→ **To be done**: State only the number of lines that contain the string "title".

# # #

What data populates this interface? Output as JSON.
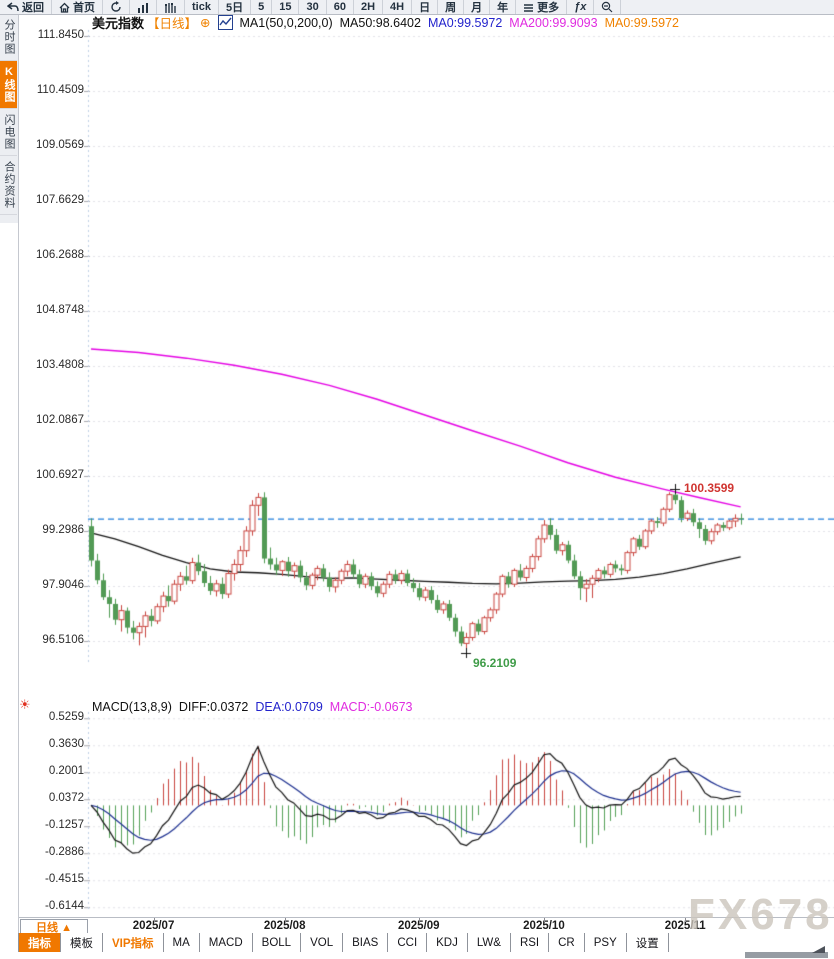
{
  "toolbar": {
    "items": [
      {
        "icon": "back-icon",
        "label": "返回"
      },
      {
        "icon": "home-icon",
        "label": "首页"
      },
      {
        "icon": "refresh-icon",
        "label": ""
      },
      {
        "icon": "bar-chart-icon",
        "label": ""
      },
      {
        "icon": "volume-profile-icon",
        "label": ""
      },
      {
        "icon": "",
        "label": "tick"
      },
      {
        "icon": "",
        "label": "5日"
      },
      {
        "icon": "",
        "label": "5"
      },
      {
        "icon": "",
        "label": "15"
      },
      {
        "icon": "",
        "label": "30"
      },
      {
        "icon": "",
        "label": "60"
      },
      {
        "icon": "",
        "label": "2H"
      },
      {
        "icon": "",
        "label": "4H"
      },
      {
        "icon": "",
        "label": "日"
      },
      {
        "icon": "",
        "label": "周"
      },
      {
        "icon": "",
        "label": "月"
      },
      {
        "icon": "",
        "label": "年"
      },
      {
        "icon": "menu-icon",
        "label": "更多"
      },
      {
        "icon": "fx-icon",
        "label": "ƒx"
      },
      {
        "icon": "zoom-out-icon",
        "label": ""
      }
    ]
  },
  "sidebar": {
    "tabs": [
      {
        "label": "分时图",
        "active": false
      },
      {
        "label": "K线图",
        "active": true
      },
      {
        "label": "闪电图",
        "active": false
      },
      {
        "label": "合约资料",
        "active": false
      }
    ]
  },
  "legend": {
    "symbol": "美元指数",
    "period": "【日线】",
    "plus": "⊕",
    "ma_settings": "MA1(50,0,200,0)",
    "ma50": "MA50:98.6402",
    "ma0_blue": "MA0:99.5972",
    "ma200": "MA200:99.9093",
    "ma0_orange": "MA0:99.5972"
  },
  "macd_legend": {
    "title": "MACD(13,8,9)",
    "diff": "DIFF:0.0372",
    "dea": "DEA:0.0709",
    "macd": "MACD:-0.0673"
  },
  "bottom": {
    "period_button": "日线 ▲",
    "tabs": [
      {
        "label": "指标",
        "state": "active"
      },
      {
        "label": "模板",
        "state": ""
      },
      {
        "label": "VIP指标",
        "state": "vip"
      },
      {
        "label": "MA",
        "state": ""
      },
      {
        "label": "MACD",
        "state": ""
      },
      {
        "label": "BOLL",
        "state": ""
      },
      {
        "label": "VOL",
        "state": ""
      },
      {
        "label": "BIAS",
        "state": ""
      },
      {
        "label": "CCI",
        "state": ""
      },
      {
        "label": "KDJ",
        "state": ""
      },
      {
        "label": "LW&",
        "state": ""
      },
      {
        "label": "RSI",
        "state": ""
      },
      {
        "label": "CR",
        "state": ""
      },
      {
        "label": "PSY",
        "state": ""
      },
      {
        "label": "设置",
        "state": ""
      }
    ],
    "watermark": "FX678"
  },
  "chart_data": {
    "type": "candlestick+macd",
    "title": "美元指数 日线 (US Dollar Index, daily)",
    "main_axis_ticks": [
      "111.8450",
      "110.4509",
      "109.0569",
      "107.6629",
      "106.2688",
      "104.8748",
      "103.4808",
      "102.0867",
      "100.6927",
      "99.2986",
      "97.9046",
      "96.5106"
    ],
    "macd_axis_ticks": [
      "0.5259",
      "0.3630",
      "0.2001",
      "0.0372",
      "-0.1257",
      "-0.2886",
      "-0.4515",
      "-0.6144"
    ],
    "months": [
      {
        "label": "2025/07",
        "i": 10.5
      },
      {
        "label": "2025/08",
        "i": 32.5
      },
      {
        "label": "2025/09",
        "i": 55
      },
      {
        "label": "2025/10",
        "i": 76
      },
      {
        "label": "2025/11",
        "i": 99.7
      }
    ],
    "price_line": 99.5972,
    "high": {
      "index": 98,
      "value": 100.3599,
      "label": "100.3599"
    },
    "low": {
      "index": 63,
      "value": 96.2109,
      "label": "96.2109"
    },
    "macd_params": {
      "fast": 8,
      "slow": 13,
      "signal": 9
    },
    "colors": {
      "up": "#c9453f",
      "down": "#4f9b52",
      "down_fill": "#529a55",
      "ma50": "#141414",
      "ma200": "#e400e4",
      "diff": "#161616",
      "dea": "#1c2f8f",
      "price_line": "#1f7fdd",
      "hist_up": "#c9453f",
      "hist_down": "#54a157",
      "grid": "#e2e2e8"
    },
    "candles": [
      [
        99.42,
        99.62,
        98.4,
        98.55
      ],
      [
        98.55,
        98.72,
        97.95,
        98.05
      ],
      [
        98.05,
        98.22,
        97.55,
        97.62
      ],
      [
        97.62,
        97.8,
        97.1,
        97.45
      ],
      [
        97.45,
        97.58,
        96.92,
        97.05
      ],
      [
        97.05,
        97.42,
        96.75,
        97.28
      ],
      [
        97.28,
        97.36,
        96.7,
        96.85
      ],
      [
        96.85,
        97.02,
        96.55,
        96.72
      ],
      [
        96.72,
        96.98,
        96.4,
        96.88
      ],
      [
        96.88,
        97.26,
        96.6,
        97.15
      ],
      [
        97.15,
        97.32,
        96.88,
        97.02
      ],
      [
        97.02,
        97.46,
        96.94,
        97.38
      ],
      [
        97.38,
        97.76,
        97.24,
        97.65
      ],
      [
        97.65,
        97.92,
        97.38,
        97.52
      ],
      [
        97.52,
        98.06,
        97.44,
        97.95
      ],
      [
        97.95,
        98.26,
        97.78,
        98.15
      ],
      [
        98.15,
        98.42,
        97.94,
        98.04
      ],
      [
        98.04,
        98.62,
        97.96,
        98.5
      ],
      [
        98.5,
        98.7,
        98.18,
        98.28
      ],
      [
        98.28,
        98.46,
        97.88,
        97.98
      ],
      [
        97.98,
        98.16,
        97.68,
        97.78
      ],
      [
        97.78,
        98.06,
        97.64,
        97.96
      ],
      [
        97.96,
        98.12,
        97.58,
        97.7
      ],
      [
        97.7,
        98.32,
        97.6,
        98.22
      ],
      [
        98.22,
        98.58,
        98.04,
        98.45
      ],
      [
        98.45,
        98.92,
        98.28,
        98.8
      ],
      [
        98.8,
        99.42,
        98.64,
        99.3
      ],
      [
        99.3,
        100.08,
        99.18,
        99.95
      ],
      [
        99.95,
        100.26,
        99.68,
        100.15
      ],
      [
        100.15,
        100.28,
        98.48,
        98.6
      ],
      [
        98.6,
        98.88,
        98.32,
        98.45
      ],
      [
        98.45,
        98.62,
        98.18,
        98.3
      ],
      [
        98.3,
        98.56,
        98.16,
        98.52
      ],
      [
        98.52,
        98.64,
        98.14,
        98.28
      ],
      [
        98.28,
        98.5,
        98.1,
        98.42
      ],
      [
        98.42,
        98.55,
        98.0,
        98.12
      ],
      [
        98.12,
        98.26,
        97.8,
        97.92
      ],
      [
        97.92,
        98.24,
        97.82,
        98.18
      ],
      [
        98.18,
        98.42,
        98.05,
        98.35
      ],
      [
        98.35,
        98.46,
        98.02,
        98.12
      ],
      [
        98.12,
        98.25,
        97.76,
        97.88
      ],
      [
        97.88,
        98.12,
        97.74,
        98.05
      ],
      [
        98.05,
        98.34,
        97.95,
        98.28
      ],
      [
        98.28,
        98.55,
        98.15,
        98.45
      ],
      [
        98.45,
        98.58,
        98.1,
        98.2
      ],
      [
        98.2,
        98.32,
        97.85,
        97.95
      ],
      [
        97.95,
        98.22,
        97.85,
        98.15
      ],
      [
        98.15,
        98.25,
        97.8,
        97.9
      ],
      [
        97.9,
        98.02,
        97.62,
        97.72
      ],
      [
        97.72,
        98.02,
        97.62,
        97.95
      ],
      [
        97.95,
        98.28,
        97.85,
        98.2
      ],
      [
        98.2,
        98.32,
        97.96,
        98.05
      ],
      [
        98.05,
        98.3,
        97.95,
        98.22
      ],
      [
        98.22,
        98.32,
        97.9,
        97.98
      ],
      [
        97.98,
        98.1,
        97.75,
        97.85
      ],
      [
        97.85,
        97.98,
        97.54,
        97.62
      ],
      [
        97.62,
        97.88,
        97.52,
        97.8
      ],
      [
        97.8,
        97.9,
        97.46,
        97.55
      ],
      [
        97.55,
        97.68,
        97.22,
        97.3
      ],
      [
        97.3,
        97.52,
        97.2,
        97.45
      ],
      [
        97.45,
        97.55,
        97.02,
        97.1
      ],
      [
        97.1,
        97.2,
        96.62,
        96.75
      ],
      [
        96.75,
        96.88,
        96.38,
        96.45
      ],
      [
        96.45,
        96.72,
        96.2109,
        96.6
      ],
      [
        96.6,
        97.0,
        96.52,
        96.95
      ],
      [
        96.95,
        97.06,
        96.66,
        96.75
      ],
      [
        96.75,
        97.15,
        96.68,
        97.1
      ],
      [
        97.1,
        97.36,
        97.0,
        97.3
      ],
      [
        97.3,
        97.75,
        97.2,
        97.7
      ],
      [
        97.7,
        98.2,
        97.62,
        98.15
      ],
      [
        98.15,
        98.26,
        97.86,
        97.95
      ],
      [
        97.95,
        98.35,
        97.88,
        98.3
      ],
      [
        98.3,
        98.46,
        98.04,
        98.12
      ],
      [
        98.12,
        98.42,
        98.02,
        98.35
      ],
      [
        98.35,
        98.72,
        98.25,
        98.65
      ],
      [
        98.65,
        99.18,
        98.55,
        99.1
      ],
      [
        99.1,
        99.58,
        99.0,
        99.45
      ],
      [
        99.45,
        99.62,
        99.08,
        99.2
      ],
      [
        99.2,
        99.35,
        98.72,
        98.8
      ],
      [
        98.8,
        99.02,
        98.68,
        98.95
      ],
      [
        98.95,
        99.05,
        98.48,
        98.55
      ],
      [
        98.55,
        98.7,
        98.08,
        98.15
      ],
      [
        98.15,
        98.28,
        97.55,
        97.85
      ],
      [
        97.85,
        98.08,
        97.5,
        97.95
      ],
      [
        97.95,
        98.18,
        97.6,
        98.1
      ],
      [
        98.1,
        98.36,
        98.0,
        98.3
      ],
      [
        98.3,
        98.4,
        98.1,
        98.2
      ],
      [
        98.2,
        98.5,
        98.12,
        98.45
      ],
      [
        98.45,
        98.55,
        98.25,
        98.35
      ],
      [
        98.35,
        98.45,
        98.18,
        98.3
      ],
      [
        98.3,
        98.8,
        98.22,
        98.75
      ],
      [
        98.75,
        99.15,
        98.66,
        99.1
      ],
      [
        99.1,
        99.2,
        98.82,
        98.9
      ],
      [
        98.9,
        99.35,
        98.84,
        99.3
      ],
      [
        99.3,
        99.6,
        99.22,
        99.55
      ],
      [
        99.55,
        99.65,
        99.38,
        99.5
      ],
      [
        99.5,
        99.9,
        99.42,
        99.85
      ],
      [
        99.85,
        100.28,
        99.78,
        100.22
      ],
      [
        100.22,
        100.3599,
        99.98,
        100.08
      ],
      [
        100.08,
        100.18,
        99.52,
        99.62
      ],
      [
        99.62,
        99.82,
        99.55,
        99.75
      ],
      [
        99.75,
        99.86,
        99.42,
        99.52
      ],
      [
        99.52,
        99.62,
        99.12,
        99.35
      ],
      [
        99.35,
        99.45,
        98.95,
        99.05
      ],
      [
        99.05,
        99.36,
        98.96,
        99.28
      ],
      [
        99.28,
        99.5,
        99.2,
        99.45
      ],
      [
        99.45,
        99.52,
        99.3,
        99.38
      ],
      [
        99.38,
        99.58,
        99.32,
        99.55
      ],
      [
        99.55,
        99.72,
        99.4,
        99.62
      ],
      [
        99.62,
        99.74,
        99.46,
        99.6
      ]
    ],
    "ma50_points": [
      [
        0,
        99.25
      ],
      [
        4,
        99.1
      ],
      [
        8,
        98.9
      ],
      [
        12,
        98.68
      ],
      [
        16,
        98.5
      ],
      [
        20,
        98.34
      ],
      [
        24,
        98.26
      ],
      [
        28,
        98.24
      ],
      [
        32,
        98.2
      ],
      [
        36,
        98.14
      ],
      [
        40,
        98.1
      ],
      [
        44,
        98.11
      ],
      [
        48,
        98.08
      ],
      [
        52,
        98.05
      ],
      [
        56,
        98.02
      ],
      [
        60,
        98.0
      ],
      [
        64,
        97.97
      ],
      [
        68,
        97.96
      ],
      [
        72,
        97.98
      ],
      [
        76,
        98.01
      ],
      [
        80,
        98.03
      ],
      [
        84,
        98.04
      ],
      [
        88,
        98.07
      ],
      [
        92,
        98.13
      ],
      [
        96,
        98.22
      ],
      [
        100,
        98.34
      ],
      [
        104,
        98.48
      ],
      [
        109,
        98.64
      ]
    ],
    "ma200_points": [
      [
        0,
        103.91
      ],
      [
        8,
        103.82
      ],
      [
        16,
        103.68
      ],
      [
        24,
        103.5
      ],
      [
        32,
        103.27
      ],
      [
        40,
        102.99
      ],
      [
        48,
        102.64
      ],
      [
        56,
        102.24
      ],
      [
        64,
        101.84
      ],
      [
        72,
        101.45
      ],
      [
        80,
        101.03
      ],
      [
        88,
        100.66
      ],
      [
        96,
        100.36
      ],
      [
        102,
        100.15
      ],
      [
        109,
        99.91
      ]
    ]
  }
}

# # #

→ **Full response**: 2